• TASK BRIEF
What follows is a listing; give it again exactly, in its entirety.

• GIVEN DATA
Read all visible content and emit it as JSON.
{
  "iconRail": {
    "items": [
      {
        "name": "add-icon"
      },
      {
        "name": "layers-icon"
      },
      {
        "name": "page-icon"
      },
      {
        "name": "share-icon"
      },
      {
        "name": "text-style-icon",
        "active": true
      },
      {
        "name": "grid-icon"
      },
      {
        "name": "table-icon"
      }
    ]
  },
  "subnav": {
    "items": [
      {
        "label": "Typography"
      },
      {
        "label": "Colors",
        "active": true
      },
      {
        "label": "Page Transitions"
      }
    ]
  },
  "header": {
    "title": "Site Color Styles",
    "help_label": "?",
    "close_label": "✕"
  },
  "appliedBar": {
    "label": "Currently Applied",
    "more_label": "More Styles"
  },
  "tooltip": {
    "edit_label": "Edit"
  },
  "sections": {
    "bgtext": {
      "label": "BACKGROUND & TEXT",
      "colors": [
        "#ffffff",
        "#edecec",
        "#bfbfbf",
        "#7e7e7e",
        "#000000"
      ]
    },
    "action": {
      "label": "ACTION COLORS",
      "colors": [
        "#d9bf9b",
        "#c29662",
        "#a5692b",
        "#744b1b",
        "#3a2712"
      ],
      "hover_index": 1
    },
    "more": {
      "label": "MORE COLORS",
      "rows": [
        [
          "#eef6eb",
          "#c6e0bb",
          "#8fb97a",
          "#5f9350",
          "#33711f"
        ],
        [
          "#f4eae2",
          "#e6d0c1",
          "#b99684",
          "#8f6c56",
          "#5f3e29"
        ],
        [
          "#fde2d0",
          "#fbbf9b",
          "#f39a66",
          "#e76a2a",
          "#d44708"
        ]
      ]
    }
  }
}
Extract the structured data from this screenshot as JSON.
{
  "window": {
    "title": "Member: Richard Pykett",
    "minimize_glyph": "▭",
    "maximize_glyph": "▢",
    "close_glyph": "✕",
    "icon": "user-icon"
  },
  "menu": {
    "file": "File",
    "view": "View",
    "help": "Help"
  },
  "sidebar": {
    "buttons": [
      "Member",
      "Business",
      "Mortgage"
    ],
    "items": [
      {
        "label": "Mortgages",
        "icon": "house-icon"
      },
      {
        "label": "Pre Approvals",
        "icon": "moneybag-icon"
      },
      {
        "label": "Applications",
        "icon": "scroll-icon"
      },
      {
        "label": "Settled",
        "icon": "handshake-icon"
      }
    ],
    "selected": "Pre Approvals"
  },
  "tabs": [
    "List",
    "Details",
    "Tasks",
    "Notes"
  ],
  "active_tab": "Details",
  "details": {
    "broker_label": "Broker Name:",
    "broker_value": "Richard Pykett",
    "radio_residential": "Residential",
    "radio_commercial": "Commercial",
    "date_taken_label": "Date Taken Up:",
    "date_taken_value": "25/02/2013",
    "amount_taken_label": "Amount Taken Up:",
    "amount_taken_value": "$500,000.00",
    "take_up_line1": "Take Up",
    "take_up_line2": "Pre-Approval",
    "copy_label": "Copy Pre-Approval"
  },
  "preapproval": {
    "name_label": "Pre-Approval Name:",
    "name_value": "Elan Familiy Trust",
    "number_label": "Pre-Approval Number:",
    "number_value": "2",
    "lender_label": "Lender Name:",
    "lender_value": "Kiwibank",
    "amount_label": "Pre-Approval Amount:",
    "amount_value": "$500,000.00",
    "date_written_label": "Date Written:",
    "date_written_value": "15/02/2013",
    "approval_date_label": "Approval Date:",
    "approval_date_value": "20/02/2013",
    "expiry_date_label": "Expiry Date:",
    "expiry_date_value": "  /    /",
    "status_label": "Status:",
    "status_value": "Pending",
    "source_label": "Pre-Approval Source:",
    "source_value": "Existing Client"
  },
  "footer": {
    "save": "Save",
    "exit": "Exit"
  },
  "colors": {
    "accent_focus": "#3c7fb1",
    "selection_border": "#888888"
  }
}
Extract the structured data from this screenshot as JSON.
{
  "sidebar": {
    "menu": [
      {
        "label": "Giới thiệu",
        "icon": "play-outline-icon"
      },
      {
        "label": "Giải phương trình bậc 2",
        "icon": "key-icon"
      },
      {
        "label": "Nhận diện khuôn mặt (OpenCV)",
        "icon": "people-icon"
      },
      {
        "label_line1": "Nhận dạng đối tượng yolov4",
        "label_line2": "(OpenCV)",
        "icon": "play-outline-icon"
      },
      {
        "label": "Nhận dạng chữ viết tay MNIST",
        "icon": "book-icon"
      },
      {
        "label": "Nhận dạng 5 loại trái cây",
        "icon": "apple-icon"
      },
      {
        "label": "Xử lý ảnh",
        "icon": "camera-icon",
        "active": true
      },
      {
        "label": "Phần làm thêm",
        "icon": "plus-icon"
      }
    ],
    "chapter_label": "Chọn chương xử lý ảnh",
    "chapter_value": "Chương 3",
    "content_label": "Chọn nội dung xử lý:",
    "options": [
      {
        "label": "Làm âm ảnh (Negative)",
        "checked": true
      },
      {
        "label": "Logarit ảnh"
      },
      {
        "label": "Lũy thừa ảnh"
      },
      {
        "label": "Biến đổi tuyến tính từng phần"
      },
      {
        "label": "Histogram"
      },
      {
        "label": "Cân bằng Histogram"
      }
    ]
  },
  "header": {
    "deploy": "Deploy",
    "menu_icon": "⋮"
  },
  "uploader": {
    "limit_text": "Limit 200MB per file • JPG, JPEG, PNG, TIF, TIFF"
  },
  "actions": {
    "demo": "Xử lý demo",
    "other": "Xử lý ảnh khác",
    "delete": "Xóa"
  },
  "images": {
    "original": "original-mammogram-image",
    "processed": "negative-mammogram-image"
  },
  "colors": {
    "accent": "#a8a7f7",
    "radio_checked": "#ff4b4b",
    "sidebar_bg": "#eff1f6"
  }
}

• RESPONSE
Read all visible content and emit it as JSON.
{
  "iconRail": {
    "items": [
      {
        "name": "add-icon"
      },
      {
        "name": "layers-icon"
      },
      {
        "name": "page-icon"
      },
      {
        "name": "share-icon"
      },
      {
        "name": "text-style-icon",
        "active": true
      },
      {
        "name": "grid-icon"
      },
      {
        "name": "table-icon"
      }
    ]
  },
  "subnav": {
    "items": [
      {
        "label": "Typography"
      },
      {
        "label": "Colors",
        "active": true
      },
      {
        "label": "Page Transitions"
      }
    ]
  },
  "header": {
    "title": "Site Color Styles",
    "help_label": "?",
    "close_label": "✕"
  },
  "appliedBar": {
    "label": "Currently Applied",
    "more_label": "More Styles"
  },
  "tooltip": {
    "edit_label": "Edit"
  },
  "sections": {
    "bgtext": {
      "label": "BACKGROUND & TEXT",
      "colors": [
        "#ffffff",
        "#edecec",
        "#bfbfbf",
        "#7e7e7e",
        "#000000"
      ]
    },
    "action": {
      "label": "ACTION COLORS",
      "colors": [
        "#d9bf9b",
        "#c29662",
        "#a5692b",
        "#744b1b",
        "#3a2712"
      ],
      "hover_index": 1
    },
    "more": {
      "label": "MORE COLORS",
      "rows": [
        [
          "#eef6eb",
          "#c6e0bb",
          "#8fb97a",
          "#5f9350",
          "#33711f"
        ],
        [
          "#f4eae2",
          "#e6d0c1",
          "#b99684",
          "#8f6c56",
          "#5f3e29"
        ],
        [
          "#fde2d0",
          "#fbbf9b",
          "#f39a66",
          "#e76a2a",
          "#d44708"
        ]
      ]
    }
  }
}
Extract the structured data from this screenshot as JSON.
{
  "window": {
    "title": "Member: Richard Pykett",
    "minimize_glyph": "▭",
    "maximize_glyph": "▢",
    "close_glyph": "✕",
    "icon": "user-icon"
  },
  "menu": {
    "file": "File",
    "view": "View",
    "help": "Help"
  },
  "sidebar": {
    "buttons": [
      "Member",
      "Business",
      "Mortgage"
    ],
    "items": [
      {
        "label": "Mortgages",
        "icon": "house-icon"
      },
      {
        "label": "Pre Approvals",
        "icon": "moneybag-icon"
      },
      {
        "label": "Applications",
        "icon": "scroll-icon"
      },
      {
        "label": "Settled",
        "icon": "handshake-icon"
      }
    ],
    "selected": "Pre Approvals"
  },
  "tabs": [
    "List",
    "Details",
    "Tasks",
    "Notes"
  ],
  "active_tab": "Details",
  "details": {
    "broker_label": "Broker Name:",
    "broker_value": "Richard Pykett",
    "radio_residential": "Residential",
    "radio_commercial": "Commercial",
    "date_taken_label": "Date Taken Up:",
    "date_taken_value": "25/02/2013",
    "amount_taken_label": "Amount Taken Up:",
    "amount_taken_value": "$500,000.00",
    "take_up_line1": "Take Up",
    "take_up_line2": "Pre-Approval",
    "copy_label": "Copy Pre-Approval"
  },
  "preapproval": {
    "name_label": "Pre-Approval Name:",
    "name_value": "Elan Familiy Trust",
    "number_label": "Pre-Approval Number:",
    "number_value": "2",
    "lender_label": "Lender Name:",
    "lender_value": "Kiwibank",
    "amount_label": "Pre-Approval Amount:",
    "amount_value": "$500,000.00",
    "date_written_label": "Date Written:",
    "date_written_value": "15/02/2013",
    "approval_date_label": "Approval Date:",
    "approval_date_value": "20/02/2013",
    "expiry_date_label": "Expiry Date:",
    "expiry_date_value": "  /    /",
    "status_label": "Status:",
    "status_value": "Pending",
    "source_label": "Pre-Approval Source:",
    "source_value": "Existing Client"
  },
  "footer": {
    "save": "Save",
    "exit": "Exit"
  },
  "colors": {
    "accent_focus": "#3c7fb1",
    "selection_border": "#888888"
  }
}
Extract the structured data from this screenshot as JSON.
{
  "sidebar": {
    "menu": [
      {
        "label": "Giới thiệu",
        "icon": "play-outline-icon"
      },
      {
        "label": "Giải phương trình bậc 2",
        "icon": "key-icon"
      },
      {
        "label": "Nhận diện khuôn mặt (OpenCV)",
        "icon": "people-icon"
      },
      {
        "label_line1": "Nhận dạng đối tượng yolov4",
        "label_line2": "(OpenCV)",
        "icon": "play-outline-icon"
      },
      {
        "label": "Nhận dạng chữ viết tay MNIST",
        "icon": "book-icon"
      },
      {
        "label": "Nhận dạng 5 loại trái cây",
        "icon": "apple-icon"
      },
      {
        "label": "Xử lý ảnh",
        "icon": "camera-icon",
        "active": true
      },
      {
        "label": "Phần làm thêm",
        "icon": "plus-icon"
      }
    ],
    "chapter_label": "Chọn chương xử lý ảnh",
    "chapter_value": "Chương 3",
    "content_label": "Chọn nội dung xử lý:",
    "options": [
      {
        "label": "Làm âm ảnh (Negative)",
        "checked": true
      },
      {
        "label": "Logarit ảnh"
      },
      {
        "label": "Lũy thừa ảnh"
      },
      {
        "label": "Biến đổi tuyến tính từng phần"
      },
      {
        "label": "Histogram"
      },
      {
        "label": "Cân bằng Histogram"
      }
    ]
  },
  "header": {
    "deploy": "Deploy",
    "menu_icon": "⋮"
  },
  "uploader": {
    "limit_text": "Limit 200MB per file • JPG, JPEG, PNG, TIF, TIFF"
  },
  "actions": {
    "demo": "Xử lý demo",
    "other": "Xử lý ảnh khác",
    "delete": "Xóa"
  },
  "images": {
    "original": "original-mammogram-image",
    "processed": "negative-mammogram-image"
  },
  "colors": {
    "accent": "#a8a7f7",
    "radio_checked": "#ff4b4b",
    "sidebar_bg": "#eff1f6"
  }
}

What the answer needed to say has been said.